### Goal
Copy nothing but the text: reproduce each line of the listing exactly and leave the pictures out.

### Data listing
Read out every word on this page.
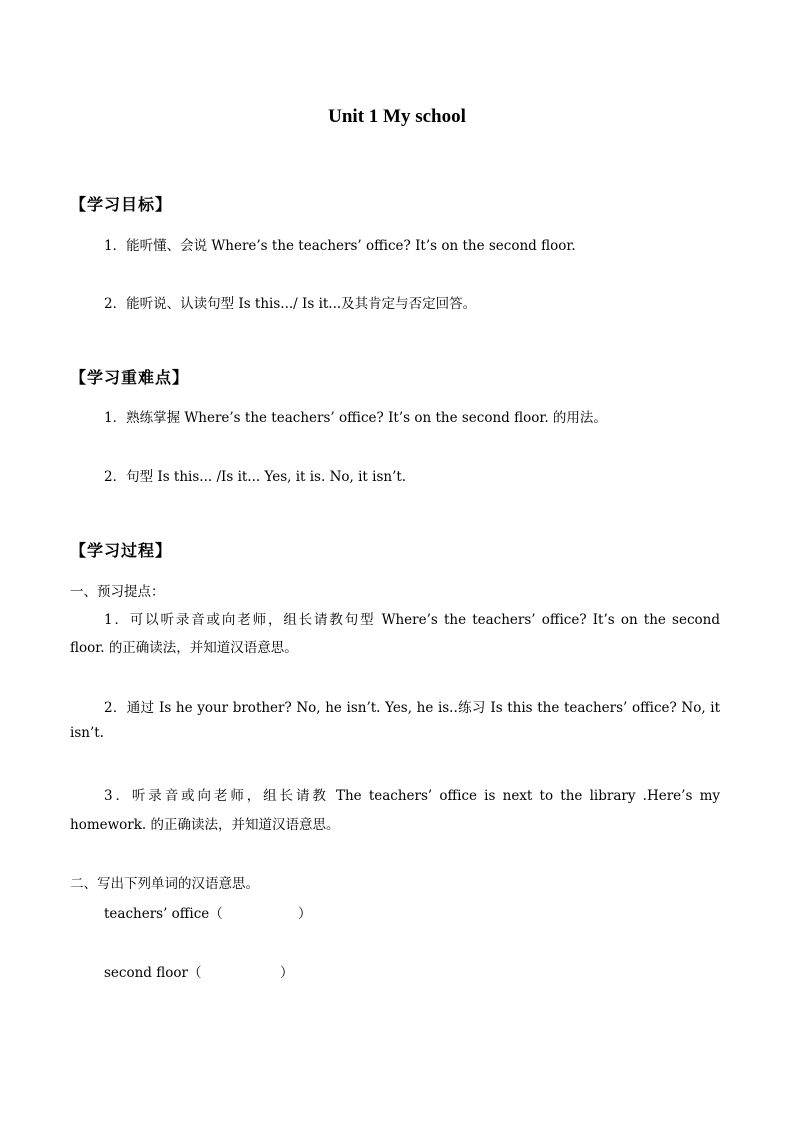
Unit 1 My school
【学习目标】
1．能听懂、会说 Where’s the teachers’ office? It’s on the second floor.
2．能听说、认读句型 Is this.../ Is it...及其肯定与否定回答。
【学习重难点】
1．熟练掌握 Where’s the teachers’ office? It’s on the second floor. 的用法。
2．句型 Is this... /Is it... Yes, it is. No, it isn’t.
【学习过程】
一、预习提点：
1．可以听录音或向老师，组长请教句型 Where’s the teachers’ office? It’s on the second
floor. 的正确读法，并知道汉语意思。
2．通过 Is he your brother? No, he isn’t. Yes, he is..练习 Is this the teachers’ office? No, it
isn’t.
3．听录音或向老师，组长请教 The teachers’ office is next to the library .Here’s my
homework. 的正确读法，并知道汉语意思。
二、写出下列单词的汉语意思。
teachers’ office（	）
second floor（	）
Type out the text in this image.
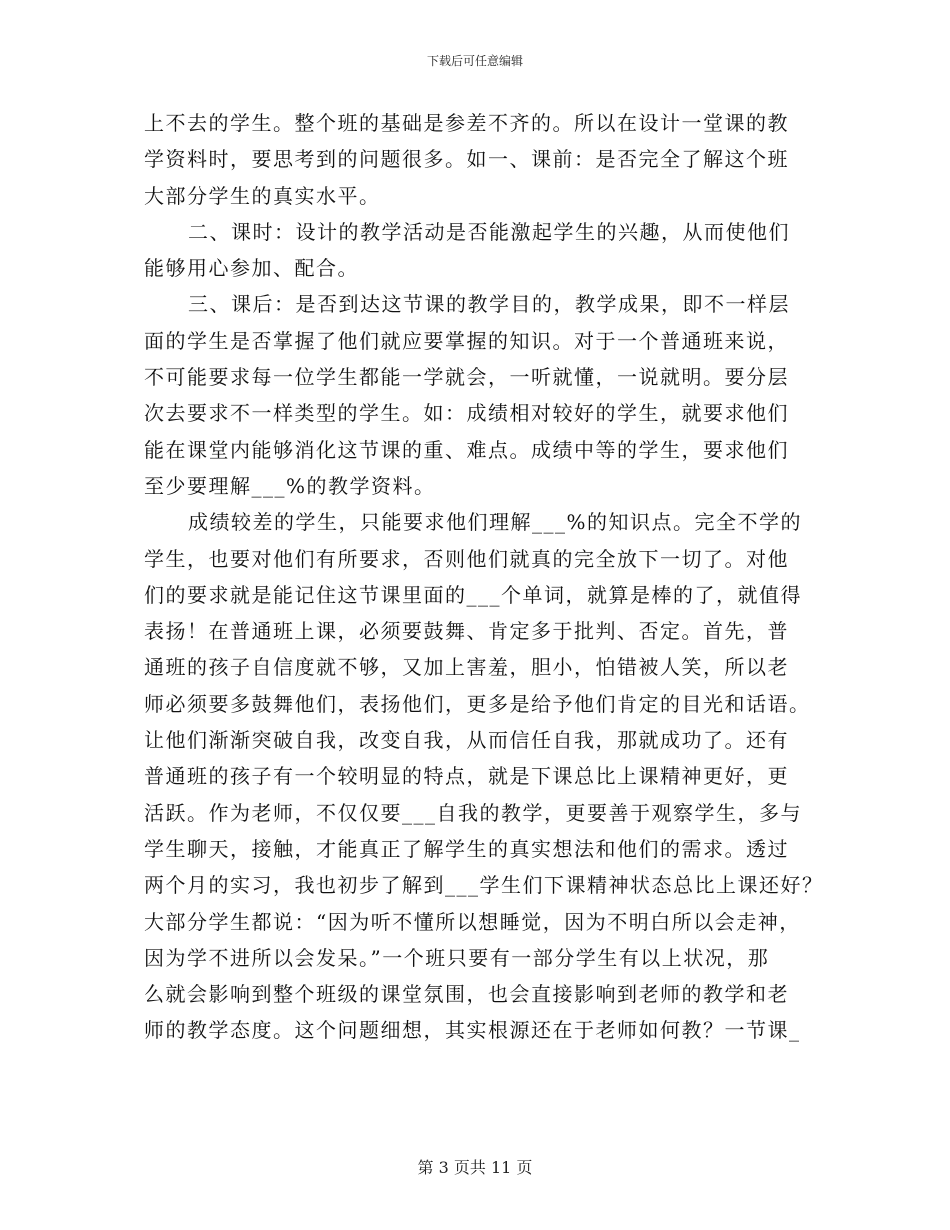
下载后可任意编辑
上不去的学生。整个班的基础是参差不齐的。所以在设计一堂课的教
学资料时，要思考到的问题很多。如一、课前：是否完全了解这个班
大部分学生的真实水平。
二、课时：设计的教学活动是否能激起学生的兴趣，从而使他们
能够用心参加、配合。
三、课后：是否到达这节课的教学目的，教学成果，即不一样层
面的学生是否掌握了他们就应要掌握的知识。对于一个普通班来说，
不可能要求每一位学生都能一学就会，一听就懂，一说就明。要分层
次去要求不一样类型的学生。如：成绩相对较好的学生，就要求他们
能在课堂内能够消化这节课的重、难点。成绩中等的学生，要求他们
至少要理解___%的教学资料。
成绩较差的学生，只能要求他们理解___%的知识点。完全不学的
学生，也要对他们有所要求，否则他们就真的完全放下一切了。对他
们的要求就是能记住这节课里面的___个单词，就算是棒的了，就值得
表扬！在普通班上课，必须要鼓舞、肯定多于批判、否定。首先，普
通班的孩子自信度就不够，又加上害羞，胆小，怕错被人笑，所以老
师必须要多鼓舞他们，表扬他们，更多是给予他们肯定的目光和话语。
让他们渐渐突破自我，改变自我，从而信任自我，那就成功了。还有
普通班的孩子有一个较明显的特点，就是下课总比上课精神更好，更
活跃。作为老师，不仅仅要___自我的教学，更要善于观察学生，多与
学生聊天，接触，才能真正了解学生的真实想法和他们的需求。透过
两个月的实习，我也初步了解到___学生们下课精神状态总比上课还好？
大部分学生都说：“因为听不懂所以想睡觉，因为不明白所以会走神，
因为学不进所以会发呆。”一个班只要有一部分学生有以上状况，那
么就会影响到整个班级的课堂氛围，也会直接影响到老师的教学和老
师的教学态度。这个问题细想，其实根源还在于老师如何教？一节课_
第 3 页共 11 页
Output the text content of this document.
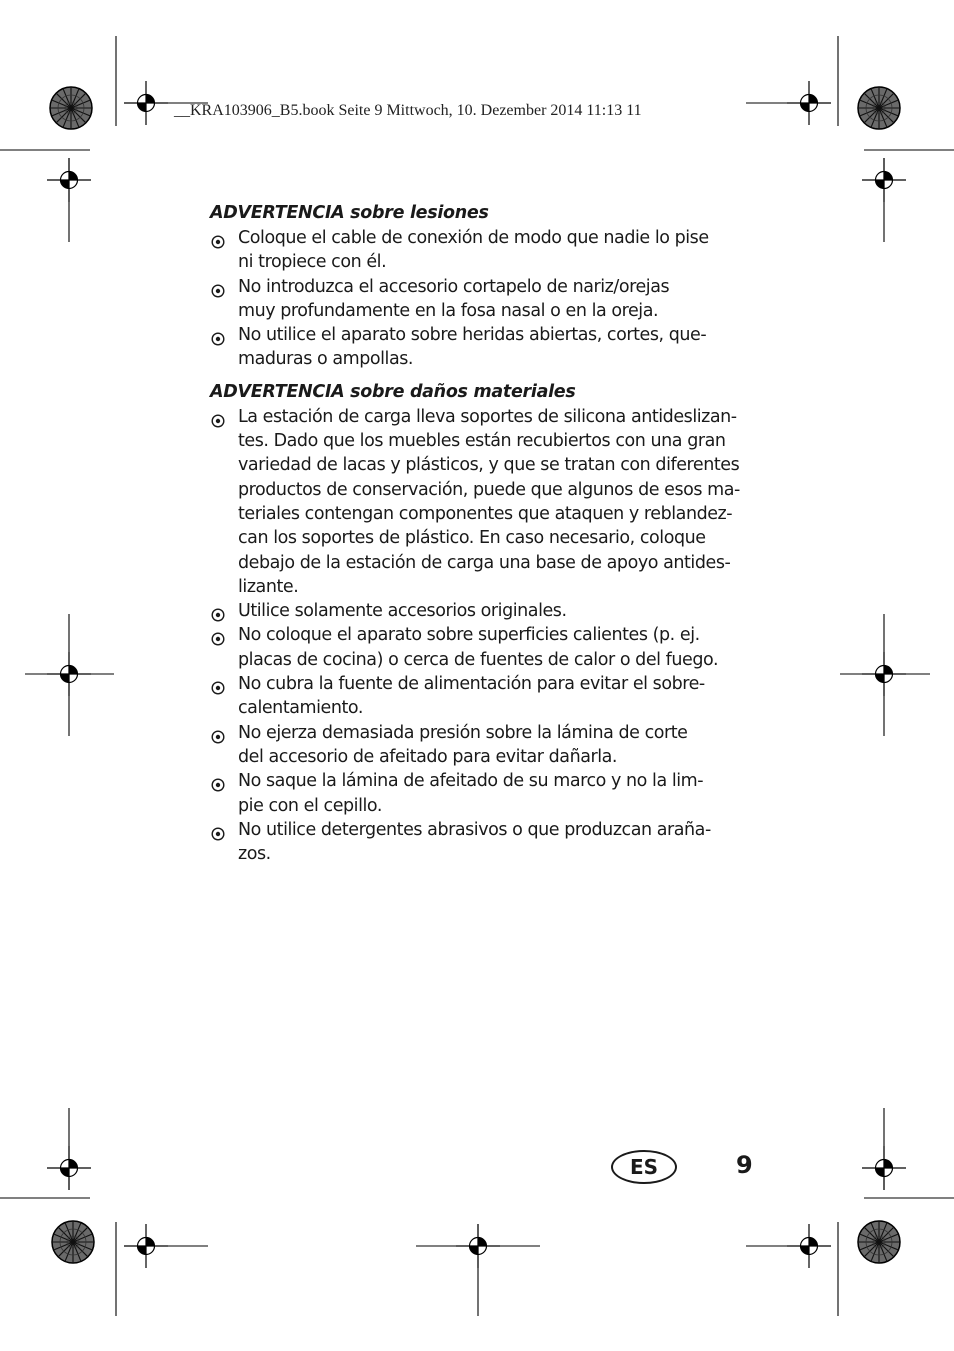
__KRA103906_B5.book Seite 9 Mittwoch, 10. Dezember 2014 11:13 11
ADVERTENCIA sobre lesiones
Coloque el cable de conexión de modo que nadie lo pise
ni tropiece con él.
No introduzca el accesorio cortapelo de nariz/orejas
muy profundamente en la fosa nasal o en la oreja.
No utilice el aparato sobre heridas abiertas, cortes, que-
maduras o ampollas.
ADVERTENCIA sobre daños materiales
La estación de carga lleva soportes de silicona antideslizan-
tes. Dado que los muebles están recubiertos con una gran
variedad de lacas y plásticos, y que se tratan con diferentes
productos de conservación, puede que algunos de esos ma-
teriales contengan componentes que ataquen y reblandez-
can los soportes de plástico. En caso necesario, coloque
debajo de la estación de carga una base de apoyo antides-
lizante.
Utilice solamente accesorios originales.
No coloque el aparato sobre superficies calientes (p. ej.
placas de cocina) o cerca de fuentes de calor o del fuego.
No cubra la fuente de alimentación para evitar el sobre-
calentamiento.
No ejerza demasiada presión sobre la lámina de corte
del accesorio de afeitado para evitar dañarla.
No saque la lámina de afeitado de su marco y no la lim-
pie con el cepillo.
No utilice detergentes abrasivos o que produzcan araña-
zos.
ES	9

### Answer to the problem
Read out every word on this page.
Unit 1 My school
【学习目标】
1．能听懂、会说 Where’s the teachers’ office? It’s on the second floor.
2．能听说、认读句型 Is this.../ Is it...及其肯定与否定回答。
【学习重难点】
1．熟练掌握 Where’s the teachers’ office? It’s on the second floor. 的用法。
2．句型 Is this... /Is it... Yes, it is. No, it isn’t.
【学习过程】
一、预习提点：
1．可以听录音或向老师，组长请教句型 Where’s the teachers’ office? It’s on the second
floor. 的正确读法，并知道汉语意思。
2．通过 Is he your brother? No, he isn’t. Yes, he is..练习 Is this the teachers’ office? No, it
isn’t.
3．听录音或向老师，组长请教 The teachers’ office is next to the library .Here’s my
homework. 的正确读法，并知道汉语意思。
二、写出下列单词的汉语意思。
teachers’ office（	）
second floor（	）
Type out the text in this image.
下载后可任意编辑
上不去的学生。整个班的基础是参差不齐的。所以在设计一堂课的教
学资料时，要思考到的问题很多。如一、课前：是否完全了解这个班
大部分学生的真实水平。
二、课时：设计的教学活动是否能激起学生的兴趣，从而使他们
能够用心参加、配合。
三、课后：是否到达这节课的教学目的，教学成果，即不一样层
面的学生是否掌握了他们就应要掌握的知识。对于一个普通班来说，
不可能要求每一位学生都能一学就会，一听就懂，一说就明。要分层
次去要求不一样类型的学生。如：成绩相对较好的学生，就要求他们
能在课堂内能够消化这节课的重、难点。成绩中等的学生，要求他们
至少要理解___%的教学资料。
成绩较差的学生，只能要求他们理解___%的知识点。完全不学的
学生，也要对他们有所要求，否则他们就真的完全放下一切了。对他
们的要求就是能记住这节课里面的___个单词，就算是棒的了，就值得
表扬！在普通班上课，必须要鼓舞、肯定多于批判、否定。首先，普
通班的孩子自信度就不够，又加上害羞，胆小，怕错被人笑，所以老
师必须要多鼓舞他们，表扬他们，更多是给予他们肯定的目光和话语。
让他们渐渐突破自我，改变自我，从而信任自我，那就成功了。还有
普通班的孩子有一个较明显的特点，就是下课总比上课精神更好，更
活跃。作为老师，不仅仅要___自我的教学，更要善于观察学生，多与
学生聊天，接触，才能真正了解学生的真实想法和他们的需求。透过
两个月的实习，我也初步了解到___学生们下课精神状态总比上课还好？
大部分学生都说：“因为听不懂所以想睡觉，因为不明白所以会走神，
因为学不进所以会发呆。”一个班只要有一部分学生有以上状况，那
么就会影响到整个班级的课堂氛围，也会直接影响到老师的教学和老
师的教学态度。这个问题细想，其实根源还在于老师如何教？一节课_
第 3 页共 11 页
Output the text content of this document.
__KRA103906_B5.book Seite 9 Mittwoch, 10. Dezember 2014 11:13 11
ADVERTENCIA sobre lesiones
Coloque el cable de conexión de modo que nadie lo pise
ni tropiece con él.
No introduzca el accesorio cortapelo de nariz/orejas
muy profundamente en la fosa nasal o en la oreja.
No utilice el aparato sobre heridas abiertas, cortes, que-
maduras o ampollas.
ADVERTENCIA sobre daños materiales
La estación de carga lleva soportes de silicona antideslizan-
tes. Dado que los muebles están recubiertos con una gran
variedad de lacas y plásticos, y que se tratan con diferentes
productos de conservación, puede que algunos de esos ma-
teriales contengan componentes que ataquen y reblandez-
can los soportes de plástico. En caso necesario, coloque
debajo de la estación de carga una base de apoyo antides-
lizante.
Utilice solamente accesorios originales.
No coloque el aparato sobre superficies calientes (p. ej.
placas de cocina) o cerca de fuentes de calor o del fuego.
No cubra la fuente de alimentación para evitar el sobre-
calentamiento.
No ejerza demasiada presión sobre la lámina de corte
del accesorio de afeitado para evitar dañarla.
No saque la lámina de afeitado de su marco y no la lim-
pie con el cepillo.
No utilice detergentes abrasivos o que produzcan araña-
zos.
ES	9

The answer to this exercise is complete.